§ **Work to complete**
Report every line below that holds the word "equation".

Saved entries
__________________________________________________
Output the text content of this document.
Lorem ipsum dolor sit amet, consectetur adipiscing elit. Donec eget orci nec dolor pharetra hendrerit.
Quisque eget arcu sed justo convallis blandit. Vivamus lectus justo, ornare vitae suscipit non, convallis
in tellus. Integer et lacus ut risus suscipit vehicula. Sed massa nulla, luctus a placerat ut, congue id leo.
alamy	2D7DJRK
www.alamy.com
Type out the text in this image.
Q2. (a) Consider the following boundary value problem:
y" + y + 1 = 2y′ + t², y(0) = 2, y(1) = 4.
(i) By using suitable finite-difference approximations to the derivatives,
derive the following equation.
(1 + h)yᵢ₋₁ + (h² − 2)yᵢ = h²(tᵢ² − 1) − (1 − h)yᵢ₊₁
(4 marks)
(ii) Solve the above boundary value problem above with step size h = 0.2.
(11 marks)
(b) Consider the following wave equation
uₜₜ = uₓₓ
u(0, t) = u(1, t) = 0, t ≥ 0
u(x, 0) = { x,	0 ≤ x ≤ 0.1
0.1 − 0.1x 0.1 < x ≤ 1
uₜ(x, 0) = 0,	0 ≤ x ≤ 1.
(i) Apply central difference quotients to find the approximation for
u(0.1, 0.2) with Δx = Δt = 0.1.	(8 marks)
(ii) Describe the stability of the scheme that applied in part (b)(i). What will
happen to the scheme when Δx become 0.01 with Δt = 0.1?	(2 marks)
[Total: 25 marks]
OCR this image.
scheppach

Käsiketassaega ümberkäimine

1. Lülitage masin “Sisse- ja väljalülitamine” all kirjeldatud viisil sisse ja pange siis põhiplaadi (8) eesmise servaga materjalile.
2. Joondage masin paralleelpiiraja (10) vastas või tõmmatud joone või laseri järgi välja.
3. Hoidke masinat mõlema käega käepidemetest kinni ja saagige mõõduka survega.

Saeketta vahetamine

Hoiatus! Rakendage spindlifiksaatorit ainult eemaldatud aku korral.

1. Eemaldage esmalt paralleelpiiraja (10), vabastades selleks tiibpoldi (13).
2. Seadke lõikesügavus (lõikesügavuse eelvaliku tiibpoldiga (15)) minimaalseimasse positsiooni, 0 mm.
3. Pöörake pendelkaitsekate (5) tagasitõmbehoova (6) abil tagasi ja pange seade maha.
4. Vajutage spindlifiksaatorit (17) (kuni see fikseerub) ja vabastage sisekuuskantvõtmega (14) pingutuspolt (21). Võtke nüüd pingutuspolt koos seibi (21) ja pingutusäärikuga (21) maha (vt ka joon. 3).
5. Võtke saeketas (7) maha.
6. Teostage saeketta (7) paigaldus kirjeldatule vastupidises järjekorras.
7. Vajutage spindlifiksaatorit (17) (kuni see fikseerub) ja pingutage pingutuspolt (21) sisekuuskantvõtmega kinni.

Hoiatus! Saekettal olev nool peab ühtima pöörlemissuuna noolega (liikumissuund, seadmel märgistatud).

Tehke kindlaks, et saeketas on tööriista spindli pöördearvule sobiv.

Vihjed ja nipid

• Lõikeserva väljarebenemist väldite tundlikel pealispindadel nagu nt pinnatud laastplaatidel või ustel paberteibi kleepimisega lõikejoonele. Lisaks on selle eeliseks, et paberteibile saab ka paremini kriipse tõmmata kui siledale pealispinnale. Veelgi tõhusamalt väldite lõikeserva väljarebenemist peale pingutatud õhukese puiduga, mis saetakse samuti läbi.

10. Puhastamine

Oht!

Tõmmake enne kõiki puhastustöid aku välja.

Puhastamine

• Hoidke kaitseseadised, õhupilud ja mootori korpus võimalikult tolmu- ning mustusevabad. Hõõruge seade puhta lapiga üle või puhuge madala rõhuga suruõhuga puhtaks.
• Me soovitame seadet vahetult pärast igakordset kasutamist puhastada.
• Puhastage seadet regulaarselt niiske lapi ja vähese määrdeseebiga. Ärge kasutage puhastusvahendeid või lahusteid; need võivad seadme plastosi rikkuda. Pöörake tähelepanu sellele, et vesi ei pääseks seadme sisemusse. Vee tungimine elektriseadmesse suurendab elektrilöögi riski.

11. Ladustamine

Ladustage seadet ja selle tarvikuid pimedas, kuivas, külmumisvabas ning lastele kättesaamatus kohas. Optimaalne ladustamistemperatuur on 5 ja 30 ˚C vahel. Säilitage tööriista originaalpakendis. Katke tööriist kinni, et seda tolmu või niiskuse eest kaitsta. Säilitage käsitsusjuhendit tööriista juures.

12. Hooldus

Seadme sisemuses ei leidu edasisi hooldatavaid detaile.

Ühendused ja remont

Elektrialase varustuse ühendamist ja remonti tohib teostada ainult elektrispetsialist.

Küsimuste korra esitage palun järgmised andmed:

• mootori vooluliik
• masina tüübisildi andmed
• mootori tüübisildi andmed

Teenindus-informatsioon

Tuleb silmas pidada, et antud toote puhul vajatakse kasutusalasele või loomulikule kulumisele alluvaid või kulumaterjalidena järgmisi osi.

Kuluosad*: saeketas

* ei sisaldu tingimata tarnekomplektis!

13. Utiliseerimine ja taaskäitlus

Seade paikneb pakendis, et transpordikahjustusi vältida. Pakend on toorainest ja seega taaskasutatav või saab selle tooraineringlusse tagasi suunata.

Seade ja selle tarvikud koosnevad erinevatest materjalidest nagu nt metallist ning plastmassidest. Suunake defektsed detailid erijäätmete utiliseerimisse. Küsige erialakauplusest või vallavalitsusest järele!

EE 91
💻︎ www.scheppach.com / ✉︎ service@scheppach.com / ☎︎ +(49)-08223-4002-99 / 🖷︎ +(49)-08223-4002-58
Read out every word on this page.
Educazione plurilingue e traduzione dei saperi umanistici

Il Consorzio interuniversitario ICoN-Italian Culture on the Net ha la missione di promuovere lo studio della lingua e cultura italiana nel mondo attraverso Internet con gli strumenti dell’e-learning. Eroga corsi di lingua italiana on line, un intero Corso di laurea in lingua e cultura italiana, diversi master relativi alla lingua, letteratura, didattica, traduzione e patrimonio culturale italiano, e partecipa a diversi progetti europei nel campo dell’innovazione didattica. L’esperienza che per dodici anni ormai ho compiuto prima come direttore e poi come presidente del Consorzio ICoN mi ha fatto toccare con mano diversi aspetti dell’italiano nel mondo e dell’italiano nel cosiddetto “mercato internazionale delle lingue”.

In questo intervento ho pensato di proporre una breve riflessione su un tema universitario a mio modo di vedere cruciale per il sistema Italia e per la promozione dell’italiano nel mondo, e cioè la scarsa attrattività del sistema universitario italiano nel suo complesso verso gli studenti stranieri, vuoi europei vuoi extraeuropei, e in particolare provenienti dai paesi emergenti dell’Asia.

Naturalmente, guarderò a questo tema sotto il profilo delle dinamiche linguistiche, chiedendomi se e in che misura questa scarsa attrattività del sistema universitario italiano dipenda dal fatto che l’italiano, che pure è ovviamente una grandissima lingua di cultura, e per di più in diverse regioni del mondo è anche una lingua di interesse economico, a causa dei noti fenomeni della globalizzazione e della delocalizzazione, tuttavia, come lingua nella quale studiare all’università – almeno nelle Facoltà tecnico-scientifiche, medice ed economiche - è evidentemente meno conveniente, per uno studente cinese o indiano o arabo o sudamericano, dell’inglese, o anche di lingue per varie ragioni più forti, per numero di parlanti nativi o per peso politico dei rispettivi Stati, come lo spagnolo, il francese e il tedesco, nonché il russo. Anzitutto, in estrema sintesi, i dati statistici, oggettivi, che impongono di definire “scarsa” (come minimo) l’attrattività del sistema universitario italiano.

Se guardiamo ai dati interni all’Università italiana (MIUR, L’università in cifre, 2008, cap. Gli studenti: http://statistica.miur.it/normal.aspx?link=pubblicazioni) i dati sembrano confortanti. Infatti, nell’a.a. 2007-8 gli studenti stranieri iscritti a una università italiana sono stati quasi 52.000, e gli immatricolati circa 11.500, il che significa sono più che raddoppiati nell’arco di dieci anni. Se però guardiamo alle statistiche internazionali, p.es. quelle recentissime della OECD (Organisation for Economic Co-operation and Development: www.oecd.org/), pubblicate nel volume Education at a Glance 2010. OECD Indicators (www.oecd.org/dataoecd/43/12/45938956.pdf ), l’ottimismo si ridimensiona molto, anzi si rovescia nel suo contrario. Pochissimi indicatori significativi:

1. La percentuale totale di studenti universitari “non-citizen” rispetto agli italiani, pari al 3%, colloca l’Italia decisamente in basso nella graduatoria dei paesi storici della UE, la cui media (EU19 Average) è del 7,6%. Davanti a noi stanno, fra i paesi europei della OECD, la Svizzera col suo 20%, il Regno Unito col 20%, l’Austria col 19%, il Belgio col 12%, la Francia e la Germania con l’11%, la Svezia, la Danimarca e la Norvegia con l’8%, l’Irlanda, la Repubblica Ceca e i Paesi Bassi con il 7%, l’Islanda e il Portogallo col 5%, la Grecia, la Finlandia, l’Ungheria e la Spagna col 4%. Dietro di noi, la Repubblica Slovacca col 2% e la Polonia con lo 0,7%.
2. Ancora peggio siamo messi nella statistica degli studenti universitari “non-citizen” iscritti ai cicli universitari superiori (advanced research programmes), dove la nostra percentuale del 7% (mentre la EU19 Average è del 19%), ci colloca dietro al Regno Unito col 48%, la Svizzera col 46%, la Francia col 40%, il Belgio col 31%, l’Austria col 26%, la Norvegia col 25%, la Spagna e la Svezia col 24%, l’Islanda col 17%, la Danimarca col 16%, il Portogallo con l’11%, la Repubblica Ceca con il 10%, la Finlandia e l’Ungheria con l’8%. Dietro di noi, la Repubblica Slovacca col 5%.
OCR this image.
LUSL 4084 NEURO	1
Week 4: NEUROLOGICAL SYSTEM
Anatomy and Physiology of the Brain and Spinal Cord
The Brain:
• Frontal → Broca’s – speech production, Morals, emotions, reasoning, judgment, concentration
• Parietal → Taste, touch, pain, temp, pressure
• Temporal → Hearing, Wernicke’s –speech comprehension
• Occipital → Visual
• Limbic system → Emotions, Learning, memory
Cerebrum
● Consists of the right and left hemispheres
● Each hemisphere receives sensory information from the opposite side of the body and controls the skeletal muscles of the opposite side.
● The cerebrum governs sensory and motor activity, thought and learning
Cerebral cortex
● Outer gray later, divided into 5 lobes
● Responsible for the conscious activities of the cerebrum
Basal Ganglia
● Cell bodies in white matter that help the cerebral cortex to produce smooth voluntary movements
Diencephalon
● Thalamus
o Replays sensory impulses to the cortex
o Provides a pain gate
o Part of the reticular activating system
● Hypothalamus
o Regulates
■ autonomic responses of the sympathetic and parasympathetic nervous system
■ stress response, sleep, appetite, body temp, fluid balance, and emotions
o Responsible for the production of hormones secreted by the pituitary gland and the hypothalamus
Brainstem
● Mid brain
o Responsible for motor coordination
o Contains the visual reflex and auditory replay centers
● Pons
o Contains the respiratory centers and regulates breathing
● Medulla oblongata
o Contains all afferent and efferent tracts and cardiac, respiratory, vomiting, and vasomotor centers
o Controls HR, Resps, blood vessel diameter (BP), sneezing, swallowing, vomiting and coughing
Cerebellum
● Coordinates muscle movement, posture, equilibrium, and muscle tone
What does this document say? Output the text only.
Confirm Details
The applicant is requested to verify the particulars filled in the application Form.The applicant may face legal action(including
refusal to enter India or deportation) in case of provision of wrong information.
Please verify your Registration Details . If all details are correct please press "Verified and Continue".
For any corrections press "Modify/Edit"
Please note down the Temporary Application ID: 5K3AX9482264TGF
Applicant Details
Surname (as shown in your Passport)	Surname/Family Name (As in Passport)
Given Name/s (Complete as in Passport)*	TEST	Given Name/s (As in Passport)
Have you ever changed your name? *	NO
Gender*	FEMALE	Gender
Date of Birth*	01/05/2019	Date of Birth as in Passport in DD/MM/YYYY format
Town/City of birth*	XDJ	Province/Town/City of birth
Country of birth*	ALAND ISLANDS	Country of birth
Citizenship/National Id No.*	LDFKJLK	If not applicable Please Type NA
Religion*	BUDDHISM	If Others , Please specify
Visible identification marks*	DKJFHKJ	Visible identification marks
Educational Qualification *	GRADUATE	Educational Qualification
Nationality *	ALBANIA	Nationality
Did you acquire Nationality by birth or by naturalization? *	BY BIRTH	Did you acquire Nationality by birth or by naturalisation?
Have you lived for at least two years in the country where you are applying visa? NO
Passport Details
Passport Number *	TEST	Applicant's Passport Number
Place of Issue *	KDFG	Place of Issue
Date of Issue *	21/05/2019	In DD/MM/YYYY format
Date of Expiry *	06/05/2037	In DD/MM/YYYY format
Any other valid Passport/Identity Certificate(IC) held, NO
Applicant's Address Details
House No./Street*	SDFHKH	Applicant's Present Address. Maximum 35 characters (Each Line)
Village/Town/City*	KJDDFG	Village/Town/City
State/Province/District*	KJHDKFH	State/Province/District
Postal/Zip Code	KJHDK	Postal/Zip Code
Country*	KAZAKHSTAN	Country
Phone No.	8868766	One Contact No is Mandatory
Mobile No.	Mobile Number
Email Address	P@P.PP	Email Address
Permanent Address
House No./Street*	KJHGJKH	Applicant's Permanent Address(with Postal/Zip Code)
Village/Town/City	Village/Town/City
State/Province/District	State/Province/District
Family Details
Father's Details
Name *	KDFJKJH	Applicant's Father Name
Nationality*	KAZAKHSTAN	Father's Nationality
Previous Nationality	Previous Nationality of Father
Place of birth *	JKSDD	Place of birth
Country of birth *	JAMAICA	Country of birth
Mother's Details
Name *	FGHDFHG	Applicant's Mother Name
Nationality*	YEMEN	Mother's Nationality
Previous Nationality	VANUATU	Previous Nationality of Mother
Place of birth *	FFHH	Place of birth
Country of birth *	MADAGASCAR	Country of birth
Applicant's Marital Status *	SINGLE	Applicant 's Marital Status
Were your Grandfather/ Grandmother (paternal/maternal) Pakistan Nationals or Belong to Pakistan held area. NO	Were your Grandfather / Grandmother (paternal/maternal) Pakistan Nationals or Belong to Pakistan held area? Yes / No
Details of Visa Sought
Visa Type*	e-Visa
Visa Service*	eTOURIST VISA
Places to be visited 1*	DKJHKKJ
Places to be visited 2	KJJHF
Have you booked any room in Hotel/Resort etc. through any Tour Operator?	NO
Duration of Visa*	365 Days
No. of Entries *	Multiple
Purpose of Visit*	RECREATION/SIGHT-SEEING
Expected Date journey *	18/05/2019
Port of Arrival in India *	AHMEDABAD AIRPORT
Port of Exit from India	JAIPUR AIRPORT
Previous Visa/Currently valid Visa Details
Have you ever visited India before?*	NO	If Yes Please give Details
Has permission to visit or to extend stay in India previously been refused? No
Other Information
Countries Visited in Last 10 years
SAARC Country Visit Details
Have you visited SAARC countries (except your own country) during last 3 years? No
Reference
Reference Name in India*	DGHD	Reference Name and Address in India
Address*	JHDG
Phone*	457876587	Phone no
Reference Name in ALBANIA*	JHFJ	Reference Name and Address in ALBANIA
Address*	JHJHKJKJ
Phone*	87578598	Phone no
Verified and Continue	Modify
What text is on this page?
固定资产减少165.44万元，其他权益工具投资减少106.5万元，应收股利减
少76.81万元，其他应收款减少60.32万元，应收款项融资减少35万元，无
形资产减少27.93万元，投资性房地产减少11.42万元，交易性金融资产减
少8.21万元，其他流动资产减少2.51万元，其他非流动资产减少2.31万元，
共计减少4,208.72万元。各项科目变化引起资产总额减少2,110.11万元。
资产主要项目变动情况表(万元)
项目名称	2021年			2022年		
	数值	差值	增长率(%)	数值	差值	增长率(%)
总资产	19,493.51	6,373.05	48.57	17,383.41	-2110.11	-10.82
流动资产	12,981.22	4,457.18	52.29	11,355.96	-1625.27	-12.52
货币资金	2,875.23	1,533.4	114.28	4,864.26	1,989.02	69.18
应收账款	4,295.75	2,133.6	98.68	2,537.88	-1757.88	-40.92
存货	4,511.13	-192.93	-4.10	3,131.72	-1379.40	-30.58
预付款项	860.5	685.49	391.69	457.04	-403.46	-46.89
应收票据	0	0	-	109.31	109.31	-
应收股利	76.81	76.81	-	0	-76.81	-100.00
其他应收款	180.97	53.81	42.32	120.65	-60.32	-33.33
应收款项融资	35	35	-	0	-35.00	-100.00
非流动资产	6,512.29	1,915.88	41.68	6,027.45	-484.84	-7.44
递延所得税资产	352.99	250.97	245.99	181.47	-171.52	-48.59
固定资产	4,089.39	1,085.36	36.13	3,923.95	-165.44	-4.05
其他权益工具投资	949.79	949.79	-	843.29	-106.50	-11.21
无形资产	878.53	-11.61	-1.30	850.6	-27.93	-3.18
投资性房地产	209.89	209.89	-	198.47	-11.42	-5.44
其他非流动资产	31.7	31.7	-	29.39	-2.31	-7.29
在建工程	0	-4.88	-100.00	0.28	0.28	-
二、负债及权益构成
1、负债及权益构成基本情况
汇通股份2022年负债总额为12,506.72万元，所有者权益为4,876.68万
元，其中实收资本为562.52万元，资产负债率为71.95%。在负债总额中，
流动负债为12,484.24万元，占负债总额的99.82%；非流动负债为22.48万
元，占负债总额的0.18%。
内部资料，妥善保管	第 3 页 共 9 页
__________________________________________________
§ **Full output**
derive the following equation.
(b) Consider the following wave equation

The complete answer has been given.